### [Description of the task]
Check the records below for the word "this" and state how many lines contain it, replying with the number only.

Items from a figure collection:
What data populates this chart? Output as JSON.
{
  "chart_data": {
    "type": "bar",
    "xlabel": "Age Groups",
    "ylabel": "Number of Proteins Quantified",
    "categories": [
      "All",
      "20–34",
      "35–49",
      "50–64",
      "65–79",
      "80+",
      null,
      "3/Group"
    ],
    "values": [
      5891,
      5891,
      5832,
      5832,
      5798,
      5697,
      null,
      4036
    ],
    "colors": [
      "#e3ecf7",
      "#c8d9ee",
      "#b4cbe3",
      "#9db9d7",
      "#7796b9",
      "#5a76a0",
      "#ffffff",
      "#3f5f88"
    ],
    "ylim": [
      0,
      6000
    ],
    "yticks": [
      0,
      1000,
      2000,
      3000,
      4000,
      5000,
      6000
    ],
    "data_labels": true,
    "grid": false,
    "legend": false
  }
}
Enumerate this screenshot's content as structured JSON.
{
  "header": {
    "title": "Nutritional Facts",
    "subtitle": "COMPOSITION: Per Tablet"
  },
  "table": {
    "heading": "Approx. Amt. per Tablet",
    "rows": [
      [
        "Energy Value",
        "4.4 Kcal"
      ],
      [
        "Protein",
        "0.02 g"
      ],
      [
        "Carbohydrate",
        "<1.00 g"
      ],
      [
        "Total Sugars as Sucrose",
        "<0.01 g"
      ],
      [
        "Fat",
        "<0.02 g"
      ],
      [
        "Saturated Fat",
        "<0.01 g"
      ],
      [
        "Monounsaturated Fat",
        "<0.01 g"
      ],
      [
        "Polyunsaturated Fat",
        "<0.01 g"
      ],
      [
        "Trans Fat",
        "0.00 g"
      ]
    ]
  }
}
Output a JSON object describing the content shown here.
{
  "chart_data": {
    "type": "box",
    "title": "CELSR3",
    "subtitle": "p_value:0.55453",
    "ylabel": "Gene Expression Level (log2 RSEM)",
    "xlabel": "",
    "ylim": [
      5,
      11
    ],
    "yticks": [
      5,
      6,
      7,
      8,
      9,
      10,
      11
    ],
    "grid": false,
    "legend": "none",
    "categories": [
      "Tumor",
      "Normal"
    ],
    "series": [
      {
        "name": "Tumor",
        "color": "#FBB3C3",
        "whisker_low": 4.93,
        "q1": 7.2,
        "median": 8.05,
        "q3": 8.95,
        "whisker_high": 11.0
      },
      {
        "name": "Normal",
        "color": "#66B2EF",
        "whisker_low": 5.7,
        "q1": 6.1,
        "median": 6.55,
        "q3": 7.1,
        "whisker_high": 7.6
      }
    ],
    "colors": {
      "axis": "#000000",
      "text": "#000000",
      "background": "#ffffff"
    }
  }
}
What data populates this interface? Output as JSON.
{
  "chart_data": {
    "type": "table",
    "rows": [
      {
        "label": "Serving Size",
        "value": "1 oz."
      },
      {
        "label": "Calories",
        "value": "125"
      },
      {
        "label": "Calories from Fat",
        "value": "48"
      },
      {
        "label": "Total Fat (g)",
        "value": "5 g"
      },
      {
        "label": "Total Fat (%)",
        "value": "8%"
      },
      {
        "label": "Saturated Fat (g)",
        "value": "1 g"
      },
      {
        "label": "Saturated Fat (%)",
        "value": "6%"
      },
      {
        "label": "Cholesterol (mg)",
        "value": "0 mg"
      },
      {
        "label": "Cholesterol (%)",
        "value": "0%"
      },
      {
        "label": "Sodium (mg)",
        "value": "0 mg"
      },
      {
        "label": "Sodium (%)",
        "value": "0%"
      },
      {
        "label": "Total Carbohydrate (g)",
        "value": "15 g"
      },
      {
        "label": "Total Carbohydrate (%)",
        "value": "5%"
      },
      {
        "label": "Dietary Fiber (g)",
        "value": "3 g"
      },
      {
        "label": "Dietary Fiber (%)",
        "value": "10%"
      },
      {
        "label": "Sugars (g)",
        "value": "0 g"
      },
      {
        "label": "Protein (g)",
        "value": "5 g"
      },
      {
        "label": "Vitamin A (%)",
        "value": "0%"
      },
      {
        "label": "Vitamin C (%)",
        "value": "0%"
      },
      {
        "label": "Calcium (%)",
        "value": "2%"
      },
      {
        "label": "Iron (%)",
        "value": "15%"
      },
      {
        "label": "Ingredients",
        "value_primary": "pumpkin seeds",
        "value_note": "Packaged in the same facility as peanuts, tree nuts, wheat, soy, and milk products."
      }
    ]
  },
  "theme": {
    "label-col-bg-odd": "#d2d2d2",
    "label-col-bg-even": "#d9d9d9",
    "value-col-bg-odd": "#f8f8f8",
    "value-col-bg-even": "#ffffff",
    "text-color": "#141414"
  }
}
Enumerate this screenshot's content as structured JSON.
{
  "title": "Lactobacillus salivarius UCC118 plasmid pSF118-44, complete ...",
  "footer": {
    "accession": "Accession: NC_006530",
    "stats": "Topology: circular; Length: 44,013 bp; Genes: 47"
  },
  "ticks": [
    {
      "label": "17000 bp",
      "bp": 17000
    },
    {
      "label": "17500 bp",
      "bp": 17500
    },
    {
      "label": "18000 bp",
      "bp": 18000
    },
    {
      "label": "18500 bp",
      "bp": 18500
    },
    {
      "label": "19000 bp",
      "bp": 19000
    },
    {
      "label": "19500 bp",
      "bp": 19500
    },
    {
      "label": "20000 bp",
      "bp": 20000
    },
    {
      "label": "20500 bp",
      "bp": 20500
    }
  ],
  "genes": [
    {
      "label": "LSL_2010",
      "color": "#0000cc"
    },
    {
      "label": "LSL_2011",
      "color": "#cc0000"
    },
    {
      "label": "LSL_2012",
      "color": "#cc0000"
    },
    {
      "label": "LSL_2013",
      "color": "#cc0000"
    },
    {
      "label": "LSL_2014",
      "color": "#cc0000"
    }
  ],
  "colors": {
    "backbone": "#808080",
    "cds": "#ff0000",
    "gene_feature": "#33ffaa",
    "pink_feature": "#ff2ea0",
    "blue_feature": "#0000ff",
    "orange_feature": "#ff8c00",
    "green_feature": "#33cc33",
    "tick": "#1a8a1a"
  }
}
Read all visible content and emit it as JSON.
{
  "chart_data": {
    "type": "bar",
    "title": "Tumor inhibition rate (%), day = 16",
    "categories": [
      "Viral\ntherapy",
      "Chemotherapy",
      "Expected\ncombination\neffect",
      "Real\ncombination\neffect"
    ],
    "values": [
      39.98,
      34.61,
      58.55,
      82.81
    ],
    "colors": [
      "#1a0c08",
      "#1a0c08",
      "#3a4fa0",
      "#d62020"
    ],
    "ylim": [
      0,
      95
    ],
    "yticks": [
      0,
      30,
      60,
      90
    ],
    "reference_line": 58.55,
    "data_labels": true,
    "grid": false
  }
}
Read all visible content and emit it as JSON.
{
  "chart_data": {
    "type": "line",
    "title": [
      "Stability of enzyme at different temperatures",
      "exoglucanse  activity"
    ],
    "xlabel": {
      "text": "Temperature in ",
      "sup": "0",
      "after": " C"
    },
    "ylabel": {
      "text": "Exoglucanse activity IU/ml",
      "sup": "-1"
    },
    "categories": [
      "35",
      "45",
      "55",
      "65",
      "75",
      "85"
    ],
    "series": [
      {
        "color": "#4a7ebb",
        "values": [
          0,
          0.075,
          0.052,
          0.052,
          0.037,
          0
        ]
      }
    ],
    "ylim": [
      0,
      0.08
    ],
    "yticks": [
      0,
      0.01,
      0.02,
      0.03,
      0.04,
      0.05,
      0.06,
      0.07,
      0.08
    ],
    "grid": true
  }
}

### [Answer below]
4